Written exercise:
Return the exact lines spanning from the line with "Enumerate this screenshot's" through the last line of the entries, boundaries included, and no others.
# START OF Data for the task
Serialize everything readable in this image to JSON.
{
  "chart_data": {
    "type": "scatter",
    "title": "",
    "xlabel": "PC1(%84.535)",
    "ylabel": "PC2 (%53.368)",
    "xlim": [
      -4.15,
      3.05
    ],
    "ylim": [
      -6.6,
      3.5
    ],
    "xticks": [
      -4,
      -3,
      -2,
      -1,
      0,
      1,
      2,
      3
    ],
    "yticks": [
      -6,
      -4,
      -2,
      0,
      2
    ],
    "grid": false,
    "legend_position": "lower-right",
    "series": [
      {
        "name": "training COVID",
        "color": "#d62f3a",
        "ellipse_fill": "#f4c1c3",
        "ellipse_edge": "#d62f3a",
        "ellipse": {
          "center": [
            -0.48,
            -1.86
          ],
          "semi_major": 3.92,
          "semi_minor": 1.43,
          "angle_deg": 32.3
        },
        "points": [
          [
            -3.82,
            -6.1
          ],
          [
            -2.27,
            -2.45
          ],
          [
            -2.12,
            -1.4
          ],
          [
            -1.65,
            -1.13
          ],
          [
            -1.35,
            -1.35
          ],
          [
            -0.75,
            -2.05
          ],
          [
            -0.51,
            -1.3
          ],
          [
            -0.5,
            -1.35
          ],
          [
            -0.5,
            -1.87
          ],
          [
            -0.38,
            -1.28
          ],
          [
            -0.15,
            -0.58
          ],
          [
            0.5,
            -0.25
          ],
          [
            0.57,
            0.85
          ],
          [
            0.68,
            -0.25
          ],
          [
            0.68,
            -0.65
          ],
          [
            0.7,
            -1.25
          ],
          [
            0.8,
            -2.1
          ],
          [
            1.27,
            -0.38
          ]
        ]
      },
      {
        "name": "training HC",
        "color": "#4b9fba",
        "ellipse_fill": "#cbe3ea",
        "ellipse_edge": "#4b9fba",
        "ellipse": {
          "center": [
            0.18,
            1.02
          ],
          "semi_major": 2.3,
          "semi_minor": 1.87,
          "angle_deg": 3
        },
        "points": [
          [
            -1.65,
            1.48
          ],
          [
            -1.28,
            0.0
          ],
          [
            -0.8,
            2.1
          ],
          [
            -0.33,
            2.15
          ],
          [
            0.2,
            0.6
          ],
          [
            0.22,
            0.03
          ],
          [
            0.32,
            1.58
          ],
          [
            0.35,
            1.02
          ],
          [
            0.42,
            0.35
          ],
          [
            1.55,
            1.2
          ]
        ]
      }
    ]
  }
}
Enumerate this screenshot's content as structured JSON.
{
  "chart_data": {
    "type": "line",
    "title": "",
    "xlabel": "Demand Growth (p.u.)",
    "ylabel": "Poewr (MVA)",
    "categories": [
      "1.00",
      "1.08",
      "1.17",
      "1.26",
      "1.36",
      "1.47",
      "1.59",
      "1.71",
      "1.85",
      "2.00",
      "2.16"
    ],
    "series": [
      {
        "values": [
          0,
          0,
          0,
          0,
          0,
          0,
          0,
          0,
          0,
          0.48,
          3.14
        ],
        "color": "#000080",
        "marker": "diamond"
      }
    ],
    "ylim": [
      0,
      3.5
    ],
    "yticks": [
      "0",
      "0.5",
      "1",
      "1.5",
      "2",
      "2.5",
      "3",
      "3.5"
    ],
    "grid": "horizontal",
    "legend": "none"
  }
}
# END OF Data for the task
Answer below:
Enumerate this screenshot's content as structured JSON.
{
  "chart_data": {
    "type": "line",
    "title": "",
    "xlabel": "Demand Growth (p.u.)",
    "ylabel": "Poewr (MVA)",
    "categories": [
      "1.00",
      "1.08",
      "1.17",
      "1.26",
      "1.36",
      "1.47",
      "1.59",
      "1.71",
      "1.85",
      "2.00",
      "2.16"
    ],
    "series": [
      {
        "values": [
          0,
          0,
          0,
          0,
          0,
          0,
          0,
          0,
          0,
          0.48,
          3.14
        ],
        "color": "#000080",
        "marker": "diamond"
      }
    ],
    "ylim": [
      0,
      3.5
    ],
    "yticks": [
      "0",
      "0.5",
      "1",
      "1.5",
      "2",
      "2.5",
      "3",
      "3.5"
    ],
    "grid": "horizontal",
    "legend": "none"
  }
}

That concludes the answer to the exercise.